Bellemare MF, Wichman CJ (2020). Elasticities and the Inverse Hyperbolic Sine Transformation. Oxford Bulletin of Economics and Statistics, 82(1), 50-61. doi:10.1111/obes.12325

Examples

# time series to normalize
library(daltoolbox)
library(tspredit)
data(tsd)

# convert to sliding windows
ts <- ts_data(tsd$y, 10)
ts_head(ts, 3)
summary(ts[,10])

# divisive adaptive normalization (default)
preproc <- ts_norm_an()
preproc <- daltoolbox::fit(preproc, ts)
tst <- transform(preproc, ts)
ts_head(tst, 3)

# subtractive adaptive normalization
preproc <- ts_norm_an(operation = "subtract")
preproc <- daltoolbox::fit(preproc, ts)
tst <- transform(preproc, ts)
ts_head(tst, 3)

# EMA-based soft division
preproc <- ts_norm_an(average = "ema", operation = "softdivide", scale = "mad")
preproc <- daltoolbox::fit(preproc, ts)
tst <- transform(preproc, ts)
ts_head(tst, 3)

First Differences

Description

Transform a series by first differences to remove level and highlight changes; normalization is then applied to the differenced series.

.....

**WRITTEN EXERCISE 1**
Duplicate the stretch of the time series normalization text from "Bellemare MF, Wichman" through "summary(ts[,10])".
**WRITTEN EXERCISE 2**
Write out the rows from the line that contains "page-content: Watch Video" through the line that contains "firefox-icon <box>120 36 136 52</box>" again, swapping "seek-handle" for "progress-handle" and keeping everything else the same.
The rows that come next have no connection to the text above.

Items from a data source:
.....

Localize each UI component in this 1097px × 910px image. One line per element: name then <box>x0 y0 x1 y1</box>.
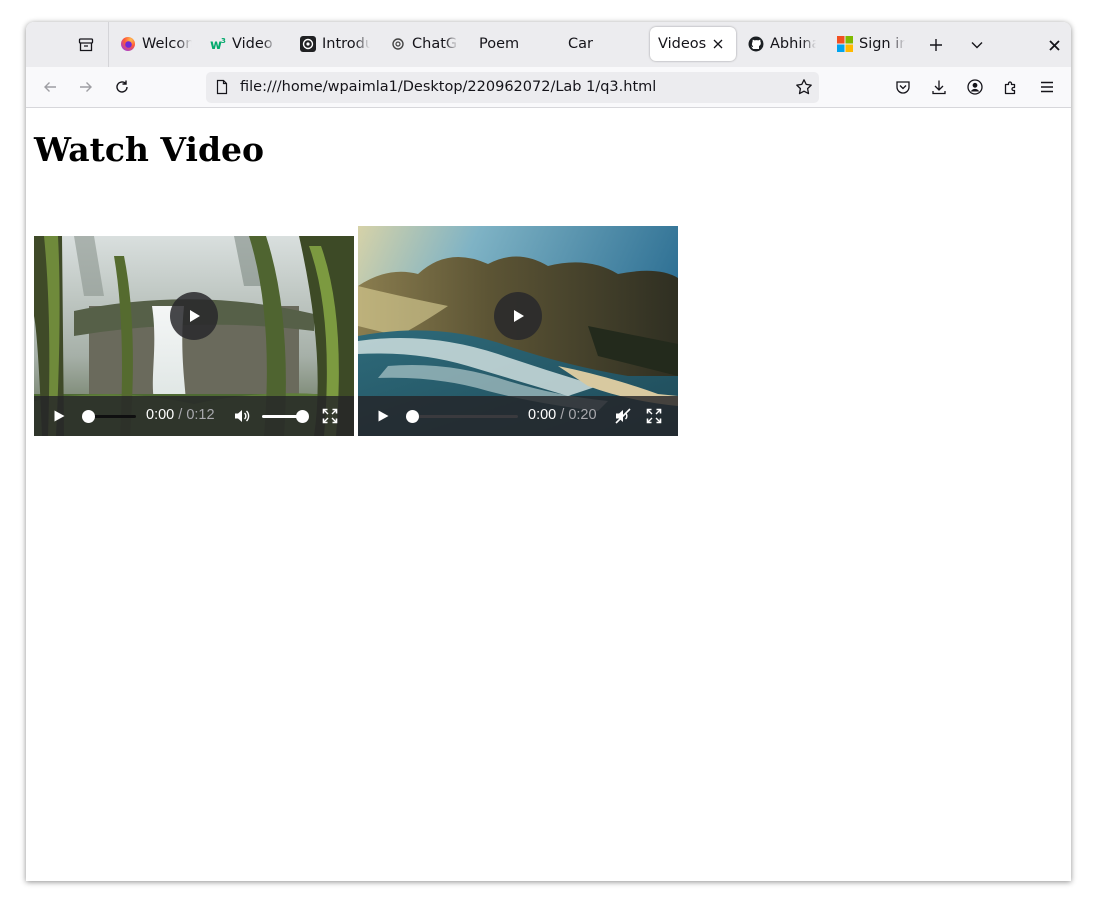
page-content: Watch Video 0:00 / 0:12 0:00 / 0:20 <box>26 108 1071 881</box>
video-controls: 0:00 / 0:20 <box>358 396 678 436</box>
tab-poem[interactable]: Poem <box>479 27 549 61</box>
play-icon <box>378 410 389 422</box>
big-play-button[interactable] <box>170 292 218 340</box>
extensions-button[interactable] <box>999 75 1023 99</box>
tab-sign-in[interactable]: Sign in <box>837 27 907 61</box>
video-player-2[interactable]: 0:00 / 0:20 <box>358 226 678 436</box>
volume-handle[interactable] <box>296 410 309 423</box>
tab-github[interactable]: Abhinav <box>748 27 820 61</box>
microsoft-icon <box>837 36 853 52</box>
seek-handle[interactable] <box>82 410 95 423</box>
hamburger-menu-icon <box>1041 81 1053 93</box>
seek-track[interactable] <box>408 415 518 418</box>
list-all-tabs-button[interactable] <box>965 33 989 57</box>
tab-label: Welcome to Firefox <box>142 36 192 52</box>
volume-icon <box>235 410 250 422</box>
unmute-button[interactable] <box>613 406 633 426</box>
page-heading: Watch Video <box>34 130 265 169</box>
new-tab-button[interactable] <box>924 33 948 57</box>
openai-icon <box>300 36 316 52</box>
tab-separator <box>108 22 109 67</box>
volume-muted-icon <box>615 408 631 424</box>
chatgpt-icon <box>390 36 406 52</box>
firefox-icon <box>120 36 136 52</box>
address-bar[interactable]: file:///home/wpaimla1/Desktop/220962072/… <box>206 72 819 103</box>
navigation-toolbar: file:///home/wpaimla1/Desktop/220962072/… <box>26 67 1071 108</box>
duration: / 0:12 <box>178 407 215 423</box>
mute-button[interactable] <box>232 406 252 426</box>
close-window-button[interactable] <box>1042 33 1066 57</box>
tab-label: Video Tag <box>232 36 276 52</box>
tab-introduction[interactable]: Introduction <box>300 27 372 61</box>
tab-bar: Welcome to Firefox w3 Video Tag Introduc… <box>26 22 1071 67</box>
fullscreen-button[interactable] <box>644 406 664 426</box>
page-icon <box>216 79 228 95</box>
current-time: 0:00 <box>528 407 557 423</box>
tab-car[interactable]: Car <box>568 27 638 61</box>
menu-button[interactable] <box>1035 75 1059 99</box>
forward-button[interactable] <box>74 75 98 99</box>
tab-chatgpt[interactable]: ChatGPT <box>390 27 460 61</box>
download-icon <box>932 80 946 95</box>
tab-label: Videos <box>658 36 707 52</box>
duration: / 0:20 <box>560 407 597 423</box>
chevron-down-icon <box>971 42 983 49</box>
seek-handle[interactable] <box>406 410 419 423</box>
time-display: 0:00 / 0:20 <box>528 407 597 423</box>
bookmark-star-icon[interactable] <box>795 78 813 96</box>
play-icon <box>514 310 524 322</box>
play-icon <box>190 310 200 322</box>
arrow-right-icon <box>80 82 92 92</box>
fullscreen-icon <box>322 408 338 424</box>
account-button[interactable] <box>963 75 987 99</box>
time-display: 0:00 / 0:12 <box>146 407 215 423</box>
tab-label: Introduction <box>322 36 370 52</box>
play-icon <box>54 410 65 422</box>
tab-video-tag[interactable]: w3 Video Tag <box>210 27 280 61</box>
big-play-button[interactable] <box>494 292 542 340</box>
tab-videos-active[interactable]: Videos <box>650 27 736 61</box>
video-controls: 0:00 / 0:12 <box>34 396 354 436</box>
tab-label: ChatGPT <box>412 36 458 52</box>
tab-label: Sign in <box>859 36 905 52</box>
close-icon <box>1048 39 1060 51</box>
url-text[interactable]: file:///home/wpaimla1/Desktop/220962072/… <box>240 79 656 95</box>
arrow-left-icon <box>44 82 56 92</box>
plus-icon <box>930 39 942 51</box>
close-tab-icon[interactable] <box>710 36 726 52</box>
w3-icon: w3 <box>210 36 226 52</box>
play-button[interactable] <box>373 406 393 426</box>
browser-window: Welcome to Firefox w3 Video Tag Introduc… <box>26 22 1071 881</box>
pocket-icon <box>896 81 910 94</box>
github-icon <box>748 36 764 52</box>
play-button[interactable] <box>49 406 69 426</box>
tab-label: Poem <box>479 36 520 52</box>
tab-welcome[interactable]: Welcome to Firefox <box>120 27 194 61</box>
reload-icon <box>116 80 128 93</box>
archive-icon <box>78 38 94 52</box>
tab-label: Abhinav <box>770 36 816 52</box>
tab-label: Car <box>568 36 593 52</box>
video-player-1[interactable]: 0:00 / 0:12 <box>34 236 354 436</box>
downloads-button[interactable] <box>927 75 951 99</box>
svg-text:3: 3 <box>221 37 226 45</box>
pocket-button[interactable] <box>891 75 915 99</box>
account-icon <box>967 79 983 95</box>
fullscreen-icon <box>646 408 662 424</box>
fullscreen-button[interactable] <box>320 406 340 426</box>
tab-overflow-button[interactable] <box>74 33 98 57</box>
back-button[interactable] <box>38 75 62 99</box>
current-time: 0:00 <box>146 407 175 423</box>
puzzle-icon <box>1004 81 1016 95</box>
reload-button[interactable] <box>110 75 134 99</box>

.....

**EXERCISE RESULT 1**
Bellemare MF, Wichman CJ (2020). Elasticities and the Inverse Hyperbolic Sine Transformation. Oxford Bulletin of Economics and Statistics, 82(1), 50-61. doi:10.1111/obes.12325

Examples

# time series to normalize
library(daltoolbox)
library(tspredit)
data(tsd)

# convert to sliding windows
ts <- ts_data(tsd$y, 10)
ts_head(ts, 3)
summary(ts[,10])

**EXERCISE RESULT 2**
page-content: Watch Video 0:00 / 0:12 0:00 / 0:20 <box>26 108 1071 881</box>
video-controls: 0:00 / 0:20 <box>358 396 678 436</box>
tab-poem[interactable]: Poem <box>479 27 549 61</box>
play-icon <box>378 410 389 422</box>
big-play-button[interactable] <box>170 292 218 340</box>
extensions-button[interactable] <box>999 75 1023 99</box>
tab-sign-in[interactable]: Sign in <box>837 27 907 61</box>
video-player-2[interactable]: 0:00 / 0:20 <box>358 226 678 436</box>
volume-handle[interactable] <box>296 410 309 423</box>
tab-github[interactable]: Abhinav <box>748 27 820 61</box>
microsoft-icon <box>837 36 853 52</box>
progress-handle[interactable] <box>82 410 95 423</box>
hamburger-menu-icon <box>1041 81 1053 93</box>
seek-track[interactable] <box>408 415 518 418</box>
list-all-tabs-button[interactable] <box>965 33 989 57</box>
tab-label: Welcome to Firefox <box>142 36 192 52</box>
volume-icon <box>235 410 250 422</box>
unmute-button[interactable] <box>613 406 633 426</box>
page-heading: Watch Video <box>34 130 265 169</box>
new-tab-button[interactable] <box>924 33 948 57</box>
openai-icon <box>300 36 316 52</box>
tab-separator <box>108 22 109 67</box>
volume-muted-icon <box>615 408 631 424</box>
chatgpt-icon <box>390 36 406 52</box>
firefox-icon <box>120 36 136 52</box>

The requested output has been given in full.